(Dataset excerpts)
_ _ _ _ _ _ _

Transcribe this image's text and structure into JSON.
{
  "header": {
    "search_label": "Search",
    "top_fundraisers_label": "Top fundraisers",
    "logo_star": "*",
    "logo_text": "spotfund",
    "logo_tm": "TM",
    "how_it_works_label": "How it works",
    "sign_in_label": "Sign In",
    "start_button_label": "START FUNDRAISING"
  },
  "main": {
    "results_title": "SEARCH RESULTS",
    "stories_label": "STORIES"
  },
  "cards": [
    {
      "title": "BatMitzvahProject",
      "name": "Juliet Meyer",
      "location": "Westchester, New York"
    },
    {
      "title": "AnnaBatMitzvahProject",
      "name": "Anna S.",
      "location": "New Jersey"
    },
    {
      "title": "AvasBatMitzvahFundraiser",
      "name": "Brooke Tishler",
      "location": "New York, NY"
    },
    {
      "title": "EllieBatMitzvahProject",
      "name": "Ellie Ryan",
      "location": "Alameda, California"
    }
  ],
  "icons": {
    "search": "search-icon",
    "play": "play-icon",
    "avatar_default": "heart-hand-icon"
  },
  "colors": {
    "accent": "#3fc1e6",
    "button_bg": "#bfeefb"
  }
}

_ _ _ _ _ _ _

◆ Aim of the task ◆
Write out the entire listing exactly.

◆ Completed exercise ◆
Transcribe this image's text and structure into JSON.
{
  "header": {
    "search_label": "Search",
    "top_fundraisers_label": "Top fundraisers",
    "logo_star": "*",
    "logo_text": "spotfund",
    "logo_tm": "TM",
    "how_it_works_label": "How it works",
    "sign_in_label": "Sign In",
    "start_button_label": "START FUNDRAISING"
  },
  "main": {
    "results_title": "SEARCH RESULTS",
    "stories_label": "STORIES"
  },
  "cards": [
    {
      "title": "BatMitzvahProject",
      "name": "Juliet Meyer",
      "location": "Westchester, New York"
    },
    {
      "title": "AnnaBatMitzvahProject",
      "name": "Anna S.",
      "location": "New Jersey"
    },
    {
      "title": "AvasBatMitzvahFundraiser",
      "name": "Brooke Tishler",
      "location": "New York, NY"
    },
    {
      "title": "EllieBatMitzvahProject",
      "name": "Ellie Ryan",
      "location": "Alameda, California"
    }
  ],
  "icons": {
    "search": "search-icon",
    "play": "play-icon",
    "avatar_default": "heart-hand-icon"
  },
  "colors": {
    "accent": "#3fc1e6",
    "button_bg": "#bfeefb"
  }
}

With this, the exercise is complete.